* [GIVEN EXERCISE] Copy the full set of lines exactly as given.

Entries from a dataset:
=======

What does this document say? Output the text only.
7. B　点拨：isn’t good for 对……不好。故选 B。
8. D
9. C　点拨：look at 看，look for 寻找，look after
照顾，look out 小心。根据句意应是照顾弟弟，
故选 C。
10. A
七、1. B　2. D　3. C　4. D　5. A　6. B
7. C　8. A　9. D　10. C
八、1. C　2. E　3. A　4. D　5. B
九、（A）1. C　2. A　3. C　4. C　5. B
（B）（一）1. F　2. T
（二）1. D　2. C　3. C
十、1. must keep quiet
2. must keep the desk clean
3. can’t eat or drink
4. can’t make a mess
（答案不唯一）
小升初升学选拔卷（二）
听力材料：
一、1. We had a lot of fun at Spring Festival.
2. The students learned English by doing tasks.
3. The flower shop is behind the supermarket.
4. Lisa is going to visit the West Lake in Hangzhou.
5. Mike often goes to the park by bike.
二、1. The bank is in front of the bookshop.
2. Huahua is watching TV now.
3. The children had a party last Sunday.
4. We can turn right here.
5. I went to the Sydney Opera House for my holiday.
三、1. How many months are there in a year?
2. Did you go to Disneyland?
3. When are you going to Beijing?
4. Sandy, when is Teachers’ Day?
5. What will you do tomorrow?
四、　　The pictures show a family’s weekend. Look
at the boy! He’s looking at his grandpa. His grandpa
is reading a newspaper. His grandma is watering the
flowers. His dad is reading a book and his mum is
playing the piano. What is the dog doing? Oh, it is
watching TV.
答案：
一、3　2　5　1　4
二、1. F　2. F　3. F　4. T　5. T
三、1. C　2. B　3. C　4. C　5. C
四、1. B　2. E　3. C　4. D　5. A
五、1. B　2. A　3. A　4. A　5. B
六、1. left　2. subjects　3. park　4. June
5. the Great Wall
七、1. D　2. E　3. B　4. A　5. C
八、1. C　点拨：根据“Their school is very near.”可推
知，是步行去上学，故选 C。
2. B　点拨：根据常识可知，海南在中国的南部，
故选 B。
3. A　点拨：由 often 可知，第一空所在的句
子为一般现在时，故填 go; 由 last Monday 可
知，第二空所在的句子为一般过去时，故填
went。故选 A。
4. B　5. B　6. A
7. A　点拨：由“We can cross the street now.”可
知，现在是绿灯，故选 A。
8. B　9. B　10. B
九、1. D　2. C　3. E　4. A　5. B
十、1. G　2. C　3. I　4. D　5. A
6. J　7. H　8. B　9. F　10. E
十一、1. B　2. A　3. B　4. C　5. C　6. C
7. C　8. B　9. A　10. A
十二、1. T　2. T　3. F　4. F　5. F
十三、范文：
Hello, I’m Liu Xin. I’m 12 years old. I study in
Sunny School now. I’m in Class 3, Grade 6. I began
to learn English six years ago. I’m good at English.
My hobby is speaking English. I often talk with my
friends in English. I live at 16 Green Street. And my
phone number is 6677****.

=======

* [SOLUTION]
What does this document say? Output the text only.
7. B　点拨：isn’t good for 对……不好。故选 B。
8. D
9. C　点拨：look at 看，look for 寻找，look after
照顾，look out 小心。根据句意应是照顾弟弟，
故选 C。
10. A
七、1. B　2. D　3. C　4. D　5. A　6. B
7. C　8. A　9. D　10. C
八、1. C　2. E　3. A　4. D　5. B
九、（A）1. C　2. A　3. C　4. C　5. B
（B）（一）1. F　2. T
（二）1. D　2. C　3. C
十、1. must keep quiet
2. must keep the desk clean
3. can’t eat or drink
4. can’t make a mess
（答案不唯一）
小升初升学选拔卷（二）
听力材料：
一、1. We had a lot of fun at Spring Festival.
2. The students learned English by doing tasks.
3. The flower shop is behind the supermarket.
4. Lisa is going to visit the West Lake in Hangzhou.
5. Mike often goes to the park by bike.
二、1. The bank is in front of the bookshop.
2. Huahua is watching TV now.
3. The children had a party last Sunday.
4. We can turn right here.
5. I went to the Sydney Opera House for my holiday.
三、1. How many months are there in a year?
2. Did you go to Disneyland?
3. When are you going to Beijing?
4. Sandy, when is Teachers’ Day?
5. What will you do tomorrow?
四、　　The pictures show a family’s weekend. Look
at the boy! He’s looking at his grandpa. His grandpa
is reading a newspaper. His grandma is watering the
flowers. His dad is reading a book and his mum is
playing the piano. What is the dog doing? Oh, it is
watching TV.
答案：
一、3　2　5　1　4
二、1. F　2. F　3. F　4. T　5. T
三、1. C　2. B　3. C　4. C　5. C
四、1. B　2. E　3. C　4. D　5. A
五、1. B　2. A　3. A　4. A　5. B
六、1. left　2. subjects　3. park　4. June
5. the Great Wall
七、1. D　2. E　3. B　4. A　5. C
八、1. C　点拨：根据“Their school is very near.”可推
知，是步行去上学，故选 C。
2. B　点拨：根据常识可知，海南在中国的南部，
故选 B。
3. A　点拨：由 often 可知，第一空所在的句
子为一般现在时，故填 go; 由 last Monday 可
知，第二空所在的句子为一般过去时，故填
went。故选 A。
4. B　5. B　6. A
7. A　点拨：由“We can cross the street now.”可
知，现在是绿灯，故选 A。
8. B　9. B　10. B
九、1. D　2. C　3. E　4. A　5. B
十、1. G　2. C　3. I　4. D　5. A
6. J　7. H　8. B　9. F　10. E
十一、1. B　2. A　3. B　4. C　5. C　6. C
7. C　8. B　9. A　10. A
十二、1. T　2. T　3. F　4. F　5. F
十三、范文：
Hello, I’m Liu Xin. I’m 12 years old. I study in
Sunny School now. I’m in Class 3, Grade 6. I began
to learn English six years ago. I’m good at English.
My hobby is speaking English. I often talk with my
friends in English. I live at 16 Green Street. And my
phone number is 6677****.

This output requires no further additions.